## BEGIN Supplied material

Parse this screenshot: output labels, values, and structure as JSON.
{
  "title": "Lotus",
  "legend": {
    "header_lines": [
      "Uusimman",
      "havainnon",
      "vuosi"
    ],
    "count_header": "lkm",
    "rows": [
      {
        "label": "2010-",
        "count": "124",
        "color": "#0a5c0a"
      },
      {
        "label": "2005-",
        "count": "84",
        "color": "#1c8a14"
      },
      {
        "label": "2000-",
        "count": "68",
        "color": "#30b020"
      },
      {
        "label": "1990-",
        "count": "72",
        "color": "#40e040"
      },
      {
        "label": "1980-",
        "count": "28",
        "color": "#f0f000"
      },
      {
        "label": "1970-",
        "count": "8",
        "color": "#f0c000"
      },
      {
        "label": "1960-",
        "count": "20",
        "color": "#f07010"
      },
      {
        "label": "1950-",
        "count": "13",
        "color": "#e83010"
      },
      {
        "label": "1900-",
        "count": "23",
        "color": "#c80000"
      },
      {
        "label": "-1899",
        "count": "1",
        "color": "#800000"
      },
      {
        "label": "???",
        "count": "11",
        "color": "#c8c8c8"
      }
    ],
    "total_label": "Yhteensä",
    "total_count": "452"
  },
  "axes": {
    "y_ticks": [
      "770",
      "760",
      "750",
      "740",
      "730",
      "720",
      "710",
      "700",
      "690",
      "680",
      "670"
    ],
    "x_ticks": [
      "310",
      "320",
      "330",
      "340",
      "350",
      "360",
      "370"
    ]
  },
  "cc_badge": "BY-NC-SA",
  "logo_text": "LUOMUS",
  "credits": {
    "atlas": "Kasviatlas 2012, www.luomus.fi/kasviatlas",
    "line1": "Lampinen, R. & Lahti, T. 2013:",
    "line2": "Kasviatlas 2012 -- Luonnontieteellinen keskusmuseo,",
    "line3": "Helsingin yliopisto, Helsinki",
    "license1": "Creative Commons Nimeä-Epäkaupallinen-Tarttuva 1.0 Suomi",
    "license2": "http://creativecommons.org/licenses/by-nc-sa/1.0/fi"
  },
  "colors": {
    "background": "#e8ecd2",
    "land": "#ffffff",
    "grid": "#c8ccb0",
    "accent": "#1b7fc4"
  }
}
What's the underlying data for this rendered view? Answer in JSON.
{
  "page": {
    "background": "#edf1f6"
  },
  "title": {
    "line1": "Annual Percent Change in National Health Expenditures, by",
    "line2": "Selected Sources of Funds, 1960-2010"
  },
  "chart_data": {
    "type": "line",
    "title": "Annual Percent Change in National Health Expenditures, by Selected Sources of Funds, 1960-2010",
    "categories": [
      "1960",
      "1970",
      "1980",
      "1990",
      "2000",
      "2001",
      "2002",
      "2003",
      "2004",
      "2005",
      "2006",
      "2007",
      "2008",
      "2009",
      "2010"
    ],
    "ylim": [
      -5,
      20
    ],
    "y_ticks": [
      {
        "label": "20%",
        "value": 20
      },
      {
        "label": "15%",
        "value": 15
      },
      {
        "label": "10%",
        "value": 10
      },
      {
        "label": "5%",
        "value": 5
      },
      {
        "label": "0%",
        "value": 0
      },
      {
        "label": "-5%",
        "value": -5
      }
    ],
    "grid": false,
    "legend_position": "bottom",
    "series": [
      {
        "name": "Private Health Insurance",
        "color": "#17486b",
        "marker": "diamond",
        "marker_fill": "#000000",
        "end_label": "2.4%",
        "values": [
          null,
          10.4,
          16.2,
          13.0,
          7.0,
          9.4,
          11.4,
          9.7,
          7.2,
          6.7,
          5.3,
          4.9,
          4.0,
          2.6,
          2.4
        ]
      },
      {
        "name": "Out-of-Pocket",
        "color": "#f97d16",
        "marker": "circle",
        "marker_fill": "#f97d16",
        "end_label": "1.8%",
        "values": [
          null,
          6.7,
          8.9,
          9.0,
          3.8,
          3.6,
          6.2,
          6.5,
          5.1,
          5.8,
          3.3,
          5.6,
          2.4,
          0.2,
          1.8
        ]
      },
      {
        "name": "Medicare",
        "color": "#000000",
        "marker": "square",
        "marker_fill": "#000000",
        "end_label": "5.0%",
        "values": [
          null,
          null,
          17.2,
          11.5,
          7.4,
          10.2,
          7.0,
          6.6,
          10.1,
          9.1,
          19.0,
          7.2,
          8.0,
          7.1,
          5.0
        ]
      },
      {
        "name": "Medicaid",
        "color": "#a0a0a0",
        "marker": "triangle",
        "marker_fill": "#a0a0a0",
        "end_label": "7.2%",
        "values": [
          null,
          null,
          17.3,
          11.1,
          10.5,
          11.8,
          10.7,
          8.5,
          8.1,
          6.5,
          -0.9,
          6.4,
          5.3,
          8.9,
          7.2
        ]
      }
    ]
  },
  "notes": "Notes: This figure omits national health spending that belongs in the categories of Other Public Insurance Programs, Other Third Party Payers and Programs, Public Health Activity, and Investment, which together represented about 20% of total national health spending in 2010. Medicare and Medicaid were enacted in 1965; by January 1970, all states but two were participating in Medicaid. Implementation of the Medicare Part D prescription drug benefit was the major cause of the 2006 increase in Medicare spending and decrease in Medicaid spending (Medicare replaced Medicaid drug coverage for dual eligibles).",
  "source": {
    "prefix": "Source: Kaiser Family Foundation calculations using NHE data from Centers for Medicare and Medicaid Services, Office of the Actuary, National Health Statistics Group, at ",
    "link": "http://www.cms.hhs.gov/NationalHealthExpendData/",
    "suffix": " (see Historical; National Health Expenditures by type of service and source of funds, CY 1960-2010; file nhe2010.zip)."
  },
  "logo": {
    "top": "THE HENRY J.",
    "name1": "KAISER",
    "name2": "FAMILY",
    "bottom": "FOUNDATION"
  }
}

## END Supplied material

### Problem
Copy each record from above exactly, and include every line.

### Reply
Parse this screenshot: output labels, values, and structure as JSON.
{
  "title": "Lotus",
  "legend": {
    "header_lines": [
      "Uusimman",
      "havainnon",
      "vuosi"
    ],
    "count_header": "lkm",
    "rows": [
      {
        "label": "2010-",
        "count": "124",
        "color": "#0a5c0a"
      },
      {
        "label": "2005-",
        "count": "84",
        "color": "#1c8a14"
      },
      {
        "label": "2000-",
        "count": "68",
        "color": "#30b020"
      },
      {
        "label": "1990-",
        "count": "72",
        "color": "#40e040"
      },
      {
        "label": "1980-",
        "count": "28",
        "color": "#f0f000"
      },
      {
        "label": "1970-",
        "count": "8",
        "color": "#f0c000"
      },
      {
        "label": "1960-",
        "count": "20",
        "color": "#f07010"
      },
      {
        "label": "1950-",
        "count": "13",
        "color": "#e83010"
      },
      {
        "label": "1900-",
        "count": "23",
        "color": "#c80000"
      },
      {
        "label": "-1899",
        "count": "1",
        "color": "#800000"
      },
      {
        "label": "???",
        "count": "11",
        "color": "#c8c8c8"
      }
    ],
    "total_label": "Yhteensä",
    "total_count": "452"
  },
  "axes": {
    "y_ticks": [
      "770",
      "760",
      "750",
      "740",
      "730",
      "720",
      "710",
      "700",
      "690",
      "680",
      "670"
    ],
    "x_ticks": [
      "310",
      "320",
      "330",
      "340",
      "350",
      "360",
      "370"
    ]
  },
  "cc_badge": "BY-NC-SA",
  "logo_text": "LUOMUS",
  "credits": {
    "atlas": "Kasviatlas 2012, www.luomus.fi/kasviatlas",
    "line1": "Lampinen, R. & Lahti, T. 2013:",
    "line2": "Kasviatlas 2012 -- Luonnontieteellinen keskusmuseo,",
    "line3": "Helsingin yliopisto, Helsinki",
    "license1": "Creative Commons Nimeä-Epäkaupallinen-Tarttuva 1.0 Suomi",
    "license2": "http://creativecommons.org/licenses/by-nc-sa/1.0/fi"
  },
  "colors": {
    "background": "#e8ecd2",
    "land": "#ffffff",
    "grid": "#c8ccb0",
    "accent": "#1b7fc4"
  }
}
What's the underlying data for this rendered view? Answer in JSON.
{
  "page": {
    "background": "#edf1f6"
  },
  "title": {
    "line1": "Annual Percent Change in National Health Expenditures, by",
    "line2": "Selected Sources of Funds, 1960-2010"
  },
  "chart_data": {
    "type": "line",
    "title": "Annual Percent Change in National Health Expenditures, by Selected Sources of Funds, 1960-2010",
    "categories": [
      "1960",
      "1970",
      "1980",
      "1990",
      "2000",
      "2001",
      "2002",
      "2003",
      "2004",
      "2005",
      "2006",
      "2007",
      "2008",
      "2009",
      "2010"
    ],
    "ylim": [
      -5,
      20
    ],
    "y_ticks": [
      {
        "label": "20%",
        "value": 20
      },
      {
        "label": "15%",
        "value": 15
      },
      {
        "label": "10%",
        "value": 10
      },
      {
        "label": "5%",
        "value": 5
      },
      {
        "label": "0%",
        "value": 0
      },
      {
        "label": "-5%",
        "value": -5
      }
    ],
    "grid": false,
    "legend_position": "bottom",
    "series": [
      {
        "name": "Private Health Insurance",
        "color": "#17486b",
        "marker": "diamond",
        "marker_fill": "#000000",
        "end_label": "2.4%",
        "values": [
          null,
          10.4,
          16.2,
          13.0,
          7.0,
          9.4,
          11.4,
          9.7,
          7.2,
          6.7,
          5.3,
          4.9,
          4.0,
          2.6,
          2.4
        ]
      },
      {
        "name": "Out-of-Pocket",
        "color": "#f97d16",
        "marker": "circle",
        "marker_fill": "#f97d16",
        "end_label": "1.8%",
        "values": [
          null,
          6.7,
          8.9,
          9.0,
          3.8,
          3.6,
          6.2,
          6.5,
          5.1,
          5.8,
          3.3,
          5.6,
          2.4,
          0.2,
          1.8
        ]
      },
      {
        "name": "Medicare",
        "color": "#000000",
        "marker": "square",
        "marker_fill": "#000000",
        "end_label": "5.0%",
        "values": [
          null,
          null,
          17.2,
          11.5,
          7.4,
          10.2,
          7.0,
          6.6,
          10.1,
          9.1,
          19.0,
          7.2,
          8.0,
          7.1,
          5.0
        ]
      },
      {
        "name": "Medicaid",
        "color": "#a0a0a0",
        "marker": "triangle",
        "marker_fill": "#a0a0a0",
        "end_label": "7.2%",
        "values": [
          null,
          null,
          17.3,
          11.1,
          10.5,
          11.8,
          10.7,
          8.5,
          8.1,
          6.5,
          -0.9,
          6.4,
          5.3,
          8.9,
          7.2
        ]
      }
    ]
  },
  "notes": "Notes: This figure omits national health spending that belongs in the categories of Other Public Insurance Programs, Other Third Party Payers and Programs, Public Health Activity, and Investment, which together represented about 20% of total national health spending in 2010. Medicare and Medicaid were enacted in 1965; by January 1970, all states but two were participating in Medicaid. Implementation of the Medicare Part D prescription drug benefit was the major cause of the 2006 increase in Medicare spending and decrease in Medicaid spending (Medicare replaced Medicaid drug coverage for dual eligibles).",
  "source": {
    "prefix": "Source: Kaiser Family Foundation calculations using NHE data from Centers for Medicare and Medicaid Services, Office of the Actuary, National Health Statistics Group, at ",
    "link": "http://www.cms.hhs.gov/NationalHealthExpendData/",
    "suffix": " (see Historical; National Health Expenditures by type of service and source of funds, CY 1960-2010; file nhe2010.zip)."
  },
  "logo": {
    "top": "THE HENRY J.",
    "name1": "KAISER",
    "name2": "FAMILY",
    "bottom": "FOUNDATION"
  }
}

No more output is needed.